The last and coolest thing that syslog can do is to send a copy to a syslog server machine. Why would we want to do that, since log files are very system-specific? If you configure your syslog server machine’s firewalling to be super-secure, and only let in ports 514 (the syslog port) and 22 (ssh), then you have a copy of all of the system logs from your original server that are guaranteed to be free of tampering from blackhats. It a nice, redundant, defense technique that’ll save you a lot of anguish when the blackhat’s scripts have blasted your /var/log directory into oblivion.

 

Blackhat Prevention

 

A word about your Linux install…

 

I’m a firm believer in the use of a package manager, specifically, the Red Hat Package Manager (RPM). Use of a package manager means that my installs will be “stock” and not very customized, but they have one huge advantage with respect to forensic investigation — they present a known and verifiable installation of the operating system and its tools. This assumes that your RPM database, found in /var/lib/rpm, is intact, so keeping “good” copies of it isn’t a bad idea at all. Tarballs (.tar.gz or .tgz) are not sufficient, because they provide no consistent, systematic way of verifying the integrity of the files once they’re installed. Unless you’re willing to create a database of MD5 checksums of every file you install, keep tar at arm’s length. The Solaris, Debian Linux, and BSD variants all have package tool systems, but as of this writing, they do not have verification features. Once you install, keep in mind (or in a file somewhere) which files you had to customize and non-RPM programs you had to install after the fact (which should be installed in /usr/local). This will come in handy once you start your pursuit of your next blackhat.

#####

§ STATED EXERCISE 1
According to the syslog and blackhat prevention passage, which two ports should a secure syslog server machine let in?
§ STATED EXERCISE 2
Write the next part of the syslog and blackhat prevention passage, picking up after its final sentence.
The records that follow have no connection to the syslog and blackhat prevention passage.

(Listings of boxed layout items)
#####

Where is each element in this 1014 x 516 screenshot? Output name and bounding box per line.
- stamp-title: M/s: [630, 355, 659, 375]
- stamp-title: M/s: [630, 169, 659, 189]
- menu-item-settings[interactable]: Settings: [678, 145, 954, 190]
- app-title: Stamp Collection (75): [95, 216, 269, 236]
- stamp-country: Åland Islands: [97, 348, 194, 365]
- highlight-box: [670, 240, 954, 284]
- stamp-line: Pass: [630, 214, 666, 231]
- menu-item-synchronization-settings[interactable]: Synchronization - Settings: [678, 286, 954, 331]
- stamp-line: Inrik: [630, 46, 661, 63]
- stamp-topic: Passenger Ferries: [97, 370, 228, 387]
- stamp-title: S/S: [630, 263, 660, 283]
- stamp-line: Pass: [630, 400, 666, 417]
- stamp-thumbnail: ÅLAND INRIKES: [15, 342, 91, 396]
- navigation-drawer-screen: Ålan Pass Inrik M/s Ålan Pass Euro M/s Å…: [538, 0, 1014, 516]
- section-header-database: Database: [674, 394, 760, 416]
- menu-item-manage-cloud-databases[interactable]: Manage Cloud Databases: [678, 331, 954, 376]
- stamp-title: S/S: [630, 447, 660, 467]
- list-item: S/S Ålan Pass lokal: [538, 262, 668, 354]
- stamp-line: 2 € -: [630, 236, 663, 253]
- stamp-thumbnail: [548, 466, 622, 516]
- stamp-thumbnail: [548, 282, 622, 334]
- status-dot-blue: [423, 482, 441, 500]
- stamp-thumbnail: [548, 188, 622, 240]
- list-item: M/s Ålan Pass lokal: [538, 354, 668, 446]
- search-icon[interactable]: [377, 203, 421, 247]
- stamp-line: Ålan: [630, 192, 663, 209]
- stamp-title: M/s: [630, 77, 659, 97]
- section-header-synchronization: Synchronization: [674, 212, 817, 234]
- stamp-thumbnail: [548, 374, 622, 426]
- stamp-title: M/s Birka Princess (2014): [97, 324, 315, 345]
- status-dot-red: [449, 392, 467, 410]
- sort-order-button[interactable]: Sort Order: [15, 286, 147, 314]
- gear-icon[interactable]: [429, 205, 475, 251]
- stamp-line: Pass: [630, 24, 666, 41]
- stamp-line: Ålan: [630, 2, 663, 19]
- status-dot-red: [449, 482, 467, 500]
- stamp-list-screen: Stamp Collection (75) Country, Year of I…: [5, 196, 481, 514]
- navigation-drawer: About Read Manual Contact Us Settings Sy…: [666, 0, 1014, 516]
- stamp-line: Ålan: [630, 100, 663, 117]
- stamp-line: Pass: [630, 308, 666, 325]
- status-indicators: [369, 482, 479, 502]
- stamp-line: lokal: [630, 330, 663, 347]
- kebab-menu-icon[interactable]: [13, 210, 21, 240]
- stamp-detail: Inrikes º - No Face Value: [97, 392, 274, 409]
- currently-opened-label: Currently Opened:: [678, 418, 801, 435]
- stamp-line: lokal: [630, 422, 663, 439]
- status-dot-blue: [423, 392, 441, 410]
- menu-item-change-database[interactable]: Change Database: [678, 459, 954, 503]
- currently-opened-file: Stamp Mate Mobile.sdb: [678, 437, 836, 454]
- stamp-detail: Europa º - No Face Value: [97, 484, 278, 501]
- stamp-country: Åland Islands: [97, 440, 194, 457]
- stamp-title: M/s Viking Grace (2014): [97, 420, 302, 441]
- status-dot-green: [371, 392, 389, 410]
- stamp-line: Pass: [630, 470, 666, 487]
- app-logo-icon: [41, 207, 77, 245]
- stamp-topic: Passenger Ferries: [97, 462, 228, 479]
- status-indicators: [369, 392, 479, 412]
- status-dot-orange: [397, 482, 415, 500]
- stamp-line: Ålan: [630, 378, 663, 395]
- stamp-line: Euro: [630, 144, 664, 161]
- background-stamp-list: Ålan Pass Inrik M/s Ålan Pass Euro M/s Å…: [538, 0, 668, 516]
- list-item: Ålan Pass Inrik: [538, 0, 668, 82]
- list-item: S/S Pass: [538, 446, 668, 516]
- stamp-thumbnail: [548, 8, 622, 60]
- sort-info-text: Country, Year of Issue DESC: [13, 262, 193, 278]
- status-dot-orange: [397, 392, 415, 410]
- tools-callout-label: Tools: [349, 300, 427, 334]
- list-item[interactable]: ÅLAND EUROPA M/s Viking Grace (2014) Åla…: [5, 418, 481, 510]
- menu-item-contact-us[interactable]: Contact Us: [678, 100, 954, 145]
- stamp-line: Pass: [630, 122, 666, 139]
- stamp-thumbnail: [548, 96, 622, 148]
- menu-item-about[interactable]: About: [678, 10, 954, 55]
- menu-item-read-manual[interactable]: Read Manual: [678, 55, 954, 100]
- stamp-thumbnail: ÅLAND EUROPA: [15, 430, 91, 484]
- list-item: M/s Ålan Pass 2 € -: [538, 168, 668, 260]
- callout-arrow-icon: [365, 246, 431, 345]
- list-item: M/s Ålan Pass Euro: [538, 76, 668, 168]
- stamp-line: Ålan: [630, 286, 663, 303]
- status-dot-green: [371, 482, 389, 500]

#####

§ RIGHT ANSWER 1
Port 514 (the syslog port) and port 22 (ssh).

§ RIGHT ANSWER 2
 

Remember: You need to know what your system looks like under normal conditions.

 

Swiss-cheese packages to avoid

 

Most packages available for Linux are reasonably secure, but there are some that are known to be full of security holes. Here’s an annotated list of tools and services to avoid if at all possible:

 

• NFS (nfs-utils, am-utils). This is UNIX network file- sharing mechanism. Its UDP-based and, therefore, not very reliable. Am-utils are a series of programs that go with NFS for automounting support. Both are porous and if not needed, shouldn’t be installed.

 

• YellowPages (ypbind, ypserv, yp-tools). These provide shared configuration services. They’re handy, but full of security holes.

 

• Non-ssh remote tools (rsh, rsh-server, rdate, rdist, rwho, rwall, rcp). Most of these have ssh-capable equivalents, so you shouldn’t need them. Ssh and scp provide 99% of the functionality of these insecure packages.

 

• Anonymous FTP. Any FTP daemon can do anonymous access, but avoid installing config files unless you have a really good reason to open up your system.

 

Iron-clad packages to seek out

 

Most installs do pretty well at installing “the good stuff”, but nonetheless, here are some packages that you should seek out.

 

• OpenSSH (openssh, openssh-askpass, openssh-clients, openssh-server, openssl). These utilities are the gold-standard of security. Know them, use them, love them. They offer full encryption as well as handy features like compression for scp file transfers, thereby saving you network bandwidth, too.

 

• Firewalling (ipchains, iptables or ipfw). Depending on your kernel and OS, one or more of these firewalling packages will be available.

 

• TCPwrappers (tcp_wrappers). These config files allow you to control remote access to any tcp-based service even more precisely than the firewall can. It's essentially a “second line of defense” that’s easy to erect and maintain.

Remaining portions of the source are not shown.